• **YOUR OBJECTIVE**:
Search the listing for the string "time" and copy every line that contains it.

• **RAW RECORDS**:
»»

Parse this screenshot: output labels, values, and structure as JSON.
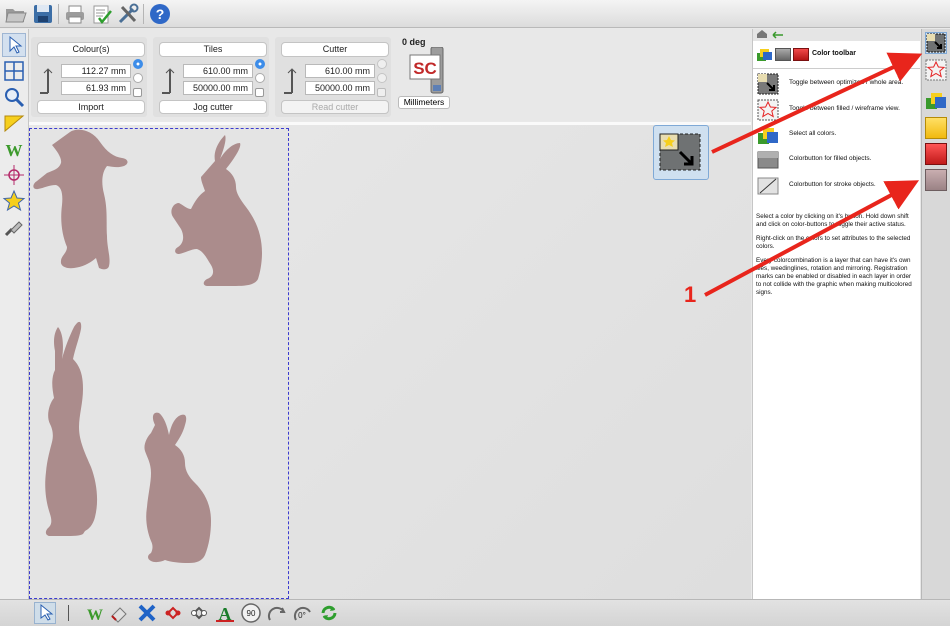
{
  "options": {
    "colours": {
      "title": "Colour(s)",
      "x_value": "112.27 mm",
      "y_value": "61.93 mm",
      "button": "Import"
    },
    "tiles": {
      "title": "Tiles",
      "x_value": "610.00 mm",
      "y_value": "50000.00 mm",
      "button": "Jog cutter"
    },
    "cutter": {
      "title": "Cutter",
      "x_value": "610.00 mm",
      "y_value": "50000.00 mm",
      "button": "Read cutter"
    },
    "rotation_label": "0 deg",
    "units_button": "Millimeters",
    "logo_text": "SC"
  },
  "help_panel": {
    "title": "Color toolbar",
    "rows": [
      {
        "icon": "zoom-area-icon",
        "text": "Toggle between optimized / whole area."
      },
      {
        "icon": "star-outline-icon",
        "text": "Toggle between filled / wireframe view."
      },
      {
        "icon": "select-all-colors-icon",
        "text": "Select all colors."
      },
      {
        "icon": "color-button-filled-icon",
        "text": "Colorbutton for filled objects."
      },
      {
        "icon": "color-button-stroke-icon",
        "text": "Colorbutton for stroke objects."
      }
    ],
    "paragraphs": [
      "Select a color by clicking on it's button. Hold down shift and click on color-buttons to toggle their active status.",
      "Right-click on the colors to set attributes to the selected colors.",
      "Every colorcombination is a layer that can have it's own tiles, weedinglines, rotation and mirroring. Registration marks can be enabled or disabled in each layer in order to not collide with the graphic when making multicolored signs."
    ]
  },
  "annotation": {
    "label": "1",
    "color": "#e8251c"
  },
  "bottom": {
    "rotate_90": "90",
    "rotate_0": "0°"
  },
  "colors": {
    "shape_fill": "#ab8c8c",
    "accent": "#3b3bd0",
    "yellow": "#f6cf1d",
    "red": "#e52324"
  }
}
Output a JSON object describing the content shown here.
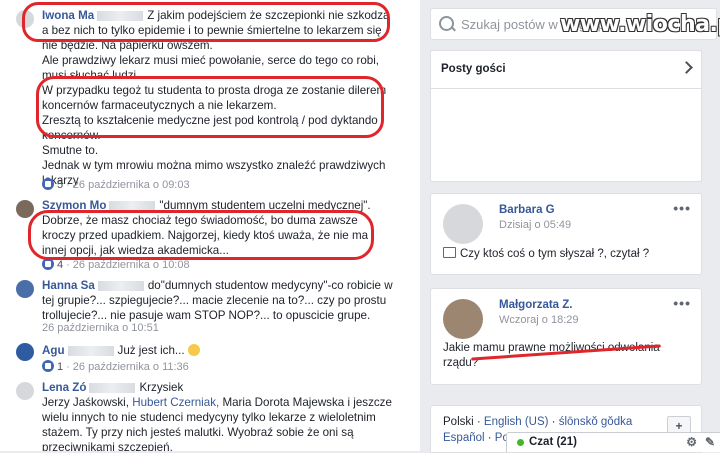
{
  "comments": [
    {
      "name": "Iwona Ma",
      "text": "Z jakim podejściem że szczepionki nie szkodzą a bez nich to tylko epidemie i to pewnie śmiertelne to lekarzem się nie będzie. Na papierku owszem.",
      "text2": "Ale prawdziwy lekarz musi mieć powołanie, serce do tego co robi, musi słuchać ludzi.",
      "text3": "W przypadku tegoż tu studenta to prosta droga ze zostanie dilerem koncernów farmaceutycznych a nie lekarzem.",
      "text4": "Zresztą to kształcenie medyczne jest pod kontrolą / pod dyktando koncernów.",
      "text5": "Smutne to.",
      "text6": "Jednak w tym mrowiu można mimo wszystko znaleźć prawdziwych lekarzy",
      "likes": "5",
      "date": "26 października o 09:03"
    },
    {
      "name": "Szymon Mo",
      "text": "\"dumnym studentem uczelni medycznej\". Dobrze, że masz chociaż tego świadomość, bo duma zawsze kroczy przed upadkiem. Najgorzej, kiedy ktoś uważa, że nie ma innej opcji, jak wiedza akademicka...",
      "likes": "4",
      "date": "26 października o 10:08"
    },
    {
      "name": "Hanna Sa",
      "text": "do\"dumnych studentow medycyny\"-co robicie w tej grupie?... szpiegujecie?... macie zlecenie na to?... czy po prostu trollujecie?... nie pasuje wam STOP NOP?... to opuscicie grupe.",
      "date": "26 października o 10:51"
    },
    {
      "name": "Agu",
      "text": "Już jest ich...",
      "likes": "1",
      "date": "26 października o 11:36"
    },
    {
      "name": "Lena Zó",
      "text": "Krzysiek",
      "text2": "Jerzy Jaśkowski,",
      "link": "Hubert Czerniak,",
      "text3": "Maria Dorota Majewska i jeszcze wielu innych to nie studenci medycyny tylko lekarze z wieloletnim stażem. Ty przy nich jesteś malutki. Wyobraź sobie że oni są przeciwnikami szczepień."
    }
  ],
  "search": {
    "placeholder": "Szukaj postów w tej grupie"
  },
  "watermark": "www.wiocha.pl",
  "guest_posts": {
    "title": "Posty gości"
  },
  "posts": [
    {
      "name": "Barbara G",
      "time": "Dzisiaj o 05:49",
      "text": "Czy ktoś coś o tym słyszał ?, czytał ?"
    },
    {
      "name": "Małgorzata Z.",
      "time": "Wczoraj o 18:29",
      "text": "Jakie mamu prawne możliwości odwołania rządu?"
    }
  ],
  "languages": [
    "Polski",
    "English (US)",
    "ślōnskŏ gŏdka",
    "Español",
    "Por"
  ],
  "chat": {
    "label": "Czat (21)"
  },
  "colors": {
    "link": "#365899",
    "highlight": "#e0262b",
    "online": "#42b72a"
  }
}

««

• **CORRECT ANSWER**:
      "time": "Dzisiaj o 05:49",
      "time": "Wczoraj o 18:29",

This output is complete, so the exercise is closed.